[Recorded data]
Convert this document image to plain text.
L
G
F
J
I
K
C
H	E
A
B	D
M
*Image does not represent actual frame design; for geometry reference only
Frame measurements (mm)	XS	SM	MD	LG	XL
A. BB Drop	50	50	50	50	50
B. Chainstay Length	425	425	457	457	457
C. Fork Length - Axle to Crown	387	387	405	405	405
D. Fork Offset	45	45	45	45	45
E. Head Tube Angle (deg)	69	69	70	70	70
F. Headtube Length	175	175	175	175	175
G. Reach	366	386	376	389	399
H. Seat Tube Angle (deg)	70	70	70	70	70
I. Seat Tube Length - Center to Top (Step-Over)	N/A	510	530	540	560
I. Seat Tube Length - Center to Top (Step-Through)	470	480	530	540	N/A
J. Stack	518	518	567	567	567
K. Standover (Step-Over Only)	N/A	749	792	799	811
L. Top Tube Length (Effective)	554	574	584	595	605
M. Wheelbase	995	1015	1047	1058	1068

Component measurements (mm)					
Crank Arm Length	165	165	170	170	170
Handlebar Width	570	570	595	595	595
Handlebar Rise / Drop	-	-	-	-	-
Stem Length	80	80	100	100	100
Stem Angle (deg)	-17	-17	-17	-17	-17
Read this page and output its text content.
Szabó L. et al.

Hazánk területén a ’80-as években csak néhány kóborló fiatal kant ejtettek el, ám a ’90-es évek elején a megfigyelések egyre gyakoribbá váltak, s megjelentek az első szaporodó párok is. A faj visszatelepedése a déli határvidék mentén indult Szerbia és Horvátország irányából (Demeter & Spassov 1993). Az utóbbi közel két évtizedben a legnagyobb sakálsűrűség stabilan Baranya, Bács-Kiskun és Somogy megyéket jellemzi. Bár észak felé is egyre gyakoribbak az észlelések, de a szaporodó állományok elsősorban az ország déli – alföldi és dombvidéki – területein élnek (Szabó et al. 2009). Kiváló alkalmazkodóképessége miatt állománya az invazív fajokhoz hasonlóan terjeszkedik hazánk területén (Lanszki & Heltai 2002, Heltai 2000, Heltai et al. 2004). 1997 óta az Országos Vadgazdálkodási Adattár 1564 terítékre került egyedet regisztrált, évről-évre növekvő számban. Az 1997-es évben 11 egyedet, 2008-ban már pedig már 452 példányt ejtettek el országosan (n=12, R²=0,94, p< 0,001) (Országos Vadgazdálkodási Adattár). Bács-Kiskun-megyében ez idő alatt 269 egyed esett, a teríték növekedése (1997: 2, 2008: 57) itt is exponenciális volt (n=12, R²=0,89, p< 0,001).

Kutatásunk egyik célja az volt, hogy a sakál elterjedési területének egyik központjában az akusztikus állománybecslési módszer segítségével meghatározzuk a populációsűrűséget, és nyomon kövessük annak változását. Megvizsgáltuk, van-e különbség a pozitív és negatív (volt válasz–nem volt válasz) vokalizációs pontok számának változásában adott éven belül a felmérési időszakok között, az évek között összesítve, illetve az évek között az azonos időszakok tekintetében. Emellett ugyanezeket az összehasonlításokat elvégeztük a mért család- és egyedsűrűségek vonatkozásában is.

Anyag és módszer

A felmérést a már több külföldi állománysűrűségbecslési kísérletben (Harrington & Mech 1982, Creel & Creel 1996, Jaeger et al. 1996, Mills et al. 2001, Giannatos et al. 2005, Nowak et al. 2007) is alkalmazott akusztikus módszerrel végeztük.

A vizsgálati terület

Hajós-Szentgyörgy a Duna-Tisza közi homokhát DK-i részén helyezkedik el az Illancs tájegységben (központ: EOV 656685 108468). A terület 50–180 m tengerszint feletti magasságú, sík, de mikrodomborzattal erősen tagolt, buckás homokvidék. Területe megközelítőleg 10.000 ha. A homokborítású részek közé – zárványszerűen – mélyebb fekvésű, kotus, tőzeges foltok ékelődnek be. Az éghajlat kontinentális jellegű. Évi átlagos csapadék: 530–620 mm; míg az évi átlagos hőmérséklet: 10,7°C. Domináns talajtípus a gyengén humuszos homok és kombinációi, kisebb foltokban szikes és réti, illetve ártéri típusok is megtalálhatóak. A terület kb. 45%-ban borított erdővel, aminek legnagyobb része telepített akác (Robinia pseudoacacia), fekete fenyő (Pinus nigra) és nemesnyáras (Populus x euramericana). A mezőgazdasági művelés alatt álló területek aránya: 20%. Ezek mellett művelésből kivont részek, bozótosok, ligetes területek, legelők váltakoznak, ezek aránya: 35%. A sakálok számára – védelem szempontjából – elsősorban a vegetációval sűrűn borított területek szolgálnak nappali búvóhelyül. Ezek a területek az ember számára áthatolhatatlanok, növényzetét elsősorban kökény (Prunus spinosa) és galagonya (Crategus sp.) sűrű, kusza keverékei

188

- Task instructions -
Repeat the records exactly, including every line.

- Result of this task -
Convert this document image to plain text.
L
G
F
J
I
K
C
H	E
A
B	D
M
*Image does not represent actual frame design; for geometry reference only
Frame measurements (mm)	XS	SM	MD	LG	XL
A. BB Drop	50	50	50	50	50
B. Chainstay Length	425	425	457	457	457
C. Fork Length - Axle to Crown	387	387	405	405	405
D. Fork Offset	45	45	45	45	45
E. Head Tube Angle (deg)	69	69	70	70	70
F. Headtube Length	175	175	175	175	175
G. Reach	366	386	376	389	399
H. Seat Tube Angle (deg)	70	70	70	70	70
I. Seat Tube Length - Center to Top (Step-Over)	N/A	510	530	540	560
I. Seat Tube Length - Center to Top (Step-Through)	470	480	530	540	N/A
J. Stack	518	518	567	567	567
K. Standover (Step-Over Only)	N/A	749	792	799	811
L. Top Tube Length (Effective)	554	574	584	595	605
M. Wheelbase	995	1015	1047	1058	1068

Component measurements (mm)					
Crank Arm Length	165	165	170	170	170
Handlebar Width	570	570	595	595	595
Handlebar Rise / Drop	-	-	-	-	-
Stem Length	80	80	100	100	100
Stem Angle (deg)	-17	-17	-17	-17	-17
Read this page and output its text content.
Szabó L. et al.

Hazánk területén a ’80-as években csak néhány kóborló fiatal kant ejtettek el, ám a ’90-es évek elején a megfigyelések egyre gyakoribbá váltak, s megjelentek az első szaporodó párok is. A faj visszatelepedése a déli határvidék mentén indult Szerbia és Horvátország irányából (Demeter & Spassov 1993). Az utóbbi közel két évtizedben a legnagyobb sakálsűrűség stabilan Baranya, Bács-Kiskun és Somogy megyéket jellemzi. Bár észak felé is egyre gyakoribbak az észlelések, de a szaporodó állományok elsősorban az ország déli – alföldi és dombvidéki – területein élnek (Szabó et al. 2009). Kiváló alkalmazkodóképessége miatt állománya az invazív fajokhoz hasonlóan terjeszkedik hazánk területén (Lanszki & Heltai 2002, Heltai 2000, Heltai et al. 2004). 1997 óta az Országos Vadgazdálkodási Adattár 1564 terítékre került egyedet regisztrált, évről-évre növekvő számban. Az 1997-es évben 11 egyedet, 2008-ban már pedig már 452 példányt ejtettek el országosan (n=12, R²=0,94, p< 0,001) (Országos Vadgazdálkodási Adattár). Bács-Kiskun-megyében ez idő alatt 269 egyed esett, a teríték növekedése (1997: 2, 2008: 57) itt is exponenciális volt (n=12, R²=0,89, p< 0,001).

Kutatásunk egyik célja az volt, hogy a sakál elterjedési területének egyik központjában az akusztikus állománybecslési módszer segítségével meghatározzuk a populációsűrűséget, és nyomon kövessük annak változását. Megvizsgáltuk, van-e különbség a pozitív és negatív (volt válasz–nem volt válasz) vokalizációs pontok számának változásában adott éven belül a felmérési időszakok között, az évek között összesítve, illetve az évek között az azonos időszakok tekintetében. Emellett ugyanezeket az összehasonlításokat elvégeztük a mért család- és egyedsűrűségek vonatkozásában is.

Anyag és módszer

A felmérést a már több külföldi állománysűrűségbecslési kísérletben (Harrington & Mech 1982, Creel & Creel 1996, Jaeger et al. 1996, Mills et al. 2001, Giannatos et al. 2005, Nowak et al. 2007) is alkalmazott akusztikus módszerrel végeztük.

A vizsgálati terület

Hajós-Szentgyörgy a Duna-Tisza közi homokhát DK-i részén helyezkedik el az Illancs tájegységben (központ: EOV 656685 108468). A terület 50–180 m tengerszint feletti magasságú, sík, de mikrodomborzattal erősen tagolt, buckás homokvidék. Területe megközelítőleg 10.000 ha. A homokborítású részek közé – zárványszerűen – mélyebb fekvésű, kotus, tőzeges foltok ékelődnek be. Az éghajlat kontinentális jellegű. Évi átlagos csapadék: 530–620 mm; míg az évi átlagos hőmérséklet: 10,7°C. Domináns talajtípus a gyengén humuszos homok és kombinációi, kisebb foltokban szikes és réti, illetve ártéri típusok is megtalálhatóak. A terület kb. 45%-ban borított erdővel, aminek legnagyobb része telepített akác (Robinia pseudoacacia), fekete fenyő (Pinus nigra) és nemesnyáras (Populus x euramericana). A mezőgazdasági művelés alatt álló területek aránya: 20%. Ezek mellett művelésből kivont részek, bozótosok, ligetes területek, legelők váltakoznak, ezek aránya: 35%. A sakálok számára – védelem szempontjából – elsősorban a vegetációval sűrűn borított területek szolgálnak nappali búvóhelyül. Ezek a területek az ember számára áthatolhatatlanok, növényzetét elsősorban kökény (Prunus spinosa) és galagonya (Crategus sp.) sűrű, kusza keverékei

188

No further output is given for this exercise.